═══ RECORD SET ═══

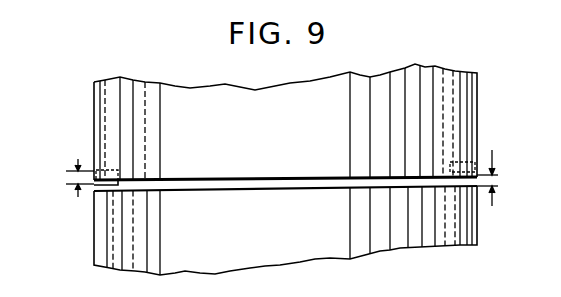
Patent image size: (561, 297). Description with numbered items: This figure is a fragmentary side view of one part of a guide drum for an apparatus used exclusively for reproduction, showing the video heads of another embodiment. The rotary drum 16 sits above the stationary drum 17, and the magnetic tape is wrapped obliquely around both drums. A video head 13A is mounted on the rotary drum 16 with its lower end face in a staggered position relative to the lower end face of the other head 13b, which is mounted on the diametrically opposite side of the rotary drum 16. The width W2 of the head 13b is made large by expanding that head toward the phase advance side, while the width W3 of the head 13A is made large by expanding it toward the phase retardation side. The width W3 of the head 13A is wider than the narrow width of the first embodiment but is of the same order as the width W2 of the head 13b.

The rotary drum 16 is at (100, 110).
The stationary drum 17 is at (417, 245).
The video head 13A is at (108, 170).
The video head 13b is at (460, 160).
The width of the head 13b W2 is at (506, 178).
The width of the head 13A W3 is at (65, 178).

═══
═══ RECORD SET ═══

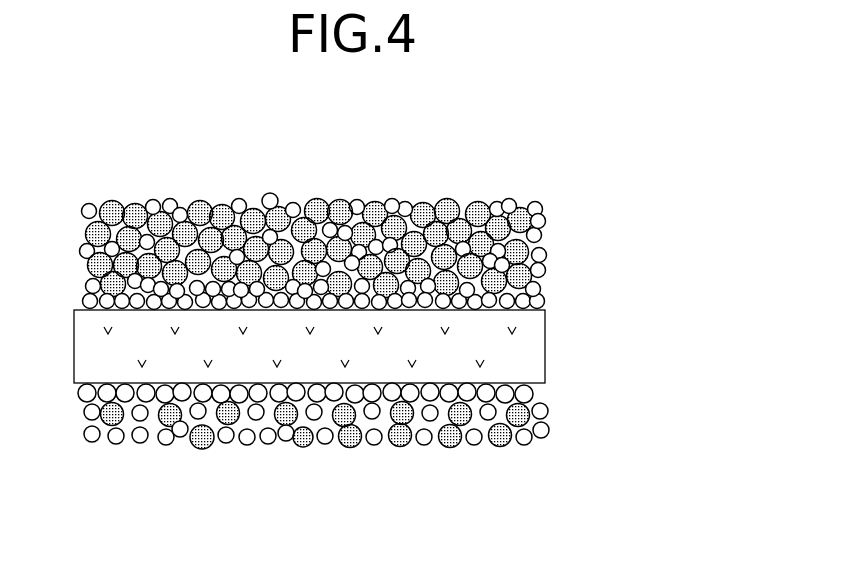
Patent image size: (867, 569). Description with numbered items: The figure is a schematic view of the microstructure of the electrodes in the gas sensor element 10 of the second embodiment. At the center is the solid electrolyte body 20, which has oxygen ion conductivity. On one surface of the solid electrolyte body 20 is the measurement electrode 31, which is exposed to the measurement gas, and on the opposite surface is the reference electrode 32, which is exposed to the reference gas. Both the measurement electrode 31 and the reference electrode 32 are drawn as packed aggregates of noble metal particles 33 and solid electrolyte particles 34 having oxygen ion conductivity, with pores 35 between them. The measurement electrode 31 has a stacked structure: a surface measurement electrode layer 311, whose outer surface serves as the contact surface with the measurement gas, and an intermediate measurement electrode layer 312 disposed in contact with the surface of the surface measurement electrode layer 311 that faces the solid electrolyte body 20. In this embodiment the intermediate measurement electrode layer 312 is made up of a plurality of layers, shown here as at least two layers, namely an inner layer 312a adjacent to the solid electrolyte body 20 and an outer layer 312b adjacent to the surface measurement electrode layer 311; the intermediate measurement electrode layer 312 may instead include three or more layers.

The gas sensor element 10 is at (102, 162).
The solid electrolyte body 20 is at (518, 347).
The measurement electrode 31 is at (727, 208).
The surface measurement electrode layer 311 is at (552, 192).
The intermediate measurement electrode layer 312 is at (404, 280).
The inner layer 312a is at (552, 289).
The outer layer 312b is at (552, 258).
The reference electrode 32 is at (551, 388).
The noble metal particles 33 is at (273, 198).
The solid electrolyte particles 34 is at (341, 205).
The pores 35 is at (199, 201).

═══
═══ RECORD SET ═══

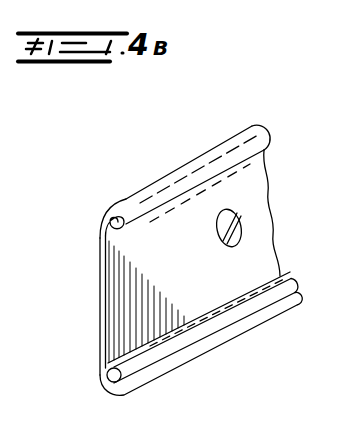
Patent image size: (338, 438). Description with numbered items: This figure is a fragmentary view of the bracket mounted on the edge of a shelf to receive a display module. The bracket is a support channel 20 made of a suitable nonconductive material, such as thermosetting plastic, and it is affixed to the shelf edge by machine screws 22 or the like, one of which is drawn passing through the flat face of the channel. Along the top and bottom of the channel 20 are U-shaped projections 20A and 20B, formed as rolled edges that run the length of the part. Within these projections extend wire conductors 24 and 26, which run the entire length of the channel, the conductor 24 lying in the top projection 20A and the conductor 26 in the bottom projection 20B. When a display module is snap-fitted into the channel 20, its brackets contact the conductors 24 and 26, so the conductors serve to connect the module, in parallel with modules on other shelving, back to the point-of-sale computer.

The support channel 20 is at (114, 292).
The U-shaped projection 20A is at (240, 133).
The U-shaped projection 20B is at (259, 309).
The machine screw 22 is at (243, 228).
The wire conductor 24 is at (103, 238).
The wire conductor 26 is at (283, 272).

═══

→ **WHAT YOU ARE ASKED TO DO**
Please rewrite the records from the line with "Patent image size: (338, 438)." up to and including the line with "The support channel 20 is at (114, 292).", swapping "display module" for "display unit" and leaving everything else unchanged. Return only those lines.

→ **WORKED SOLUTION**
Patent image size: (338, 438). Description with numbered items: This figure is a fragmentary view of the bracket mounted on the edge of a shelf to receive a display unit. The bracket is a support channel 20 made of a suitable nonconductive material, such as thermosetting plastic, and it is affixed to the shelf edge by machine screws 22 or the like, one of which is drawn passing through the flat face of the channel. Along the top and bottom of the channel 20 are U-shaped projections 20A and 20B, formed as rolled edges that run the length of the part. Within these projections extend wire conductors 24 and 26, which run the entire length of the channel, the conductor 24 lying in the top projection 20A and the conductor 26 in the bottom projection 20B. When a display unit is snap-fitted into the channel 20, its brackets contact the conductors 24 and 26, so the conductors serve to connect the module, in parallel with modules on other shelving, back to the point-of-sale computer.

The support channel 20 is at (114, 292).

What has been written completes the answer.